### Texto de lectura
╔══

Y la memoria de que en un día como hoy, hace exactamente 484 años el Valle de Aburrá era un extenso terreno ocupado por aldeas dispersas, cerca de fuentes de agua, rodeados de bosques y suelos fértiles. Los indígenas eran de talla media baja, pelo negro lacio, ojos rasgados. Vivían en bohíos circulares construidos con bahareque, madera y techo de paja. Se pintaban el cuerpo con achique, los caciques eran polígamos, practicaban canibalismo con sus enemigos y la tierra era de uso colectivo.

Jorge Robledo lo describió así: “Son grandes labradores, tienen mucha ropa, mucho de comer, así de carne como de frutas, porque tienen grandes arboledas (...) Había comida de maíz para más de dos meses y en los bohíos se halló mucha infinidad de comida, así de maíz como de frísoles, que son como alverjas, y muchos curies que son como conejos, salvo que son más chiquitos”.

Setenta y cinco años más tarde, en 1616, cuando Francisco Campuzano quiso crear una primera “reserva” en San Lorenzo de Aburrá, tuvo que traer indígenas de otras tierras. Y solo en 1675, hace 350 años, se fundó oficialmente Medellín.

╚══

### Trabajo por hacer
a) Según el texto sobre el Valle de Aburrá, ¿en qué año se fundó oficialmente Medellín?
b) Reproduce del texto sobre el Valle de Aburrá el fragmento que empieza con "Setenta y cinco" y continúa hasta "fundó oficialmente Medellín.".

### Datos
╔══

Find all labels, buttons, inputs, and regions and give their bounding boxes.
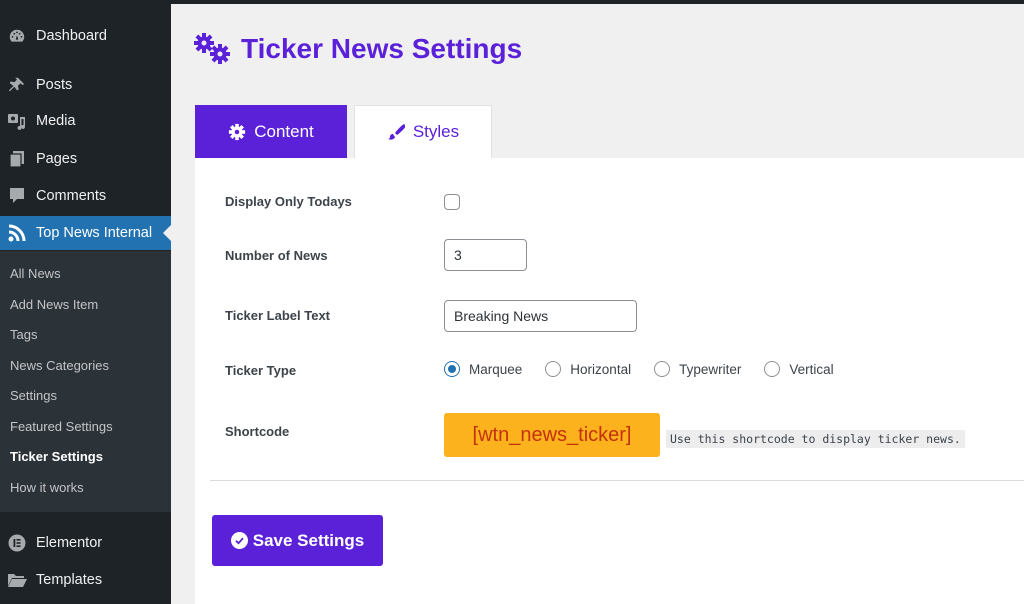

╚══

### Respuestas
a) En 1675.

b)
Setenta y cinco años más tarde, en 1616, cuando Francisco Campuzano quiso crear una primera “reserva” en San Lorenzo de Aburrá, tuvo que traer indígenas de otras tierras. Y solo en 1675, hace 350 años, se fundó oficialmente Medellín.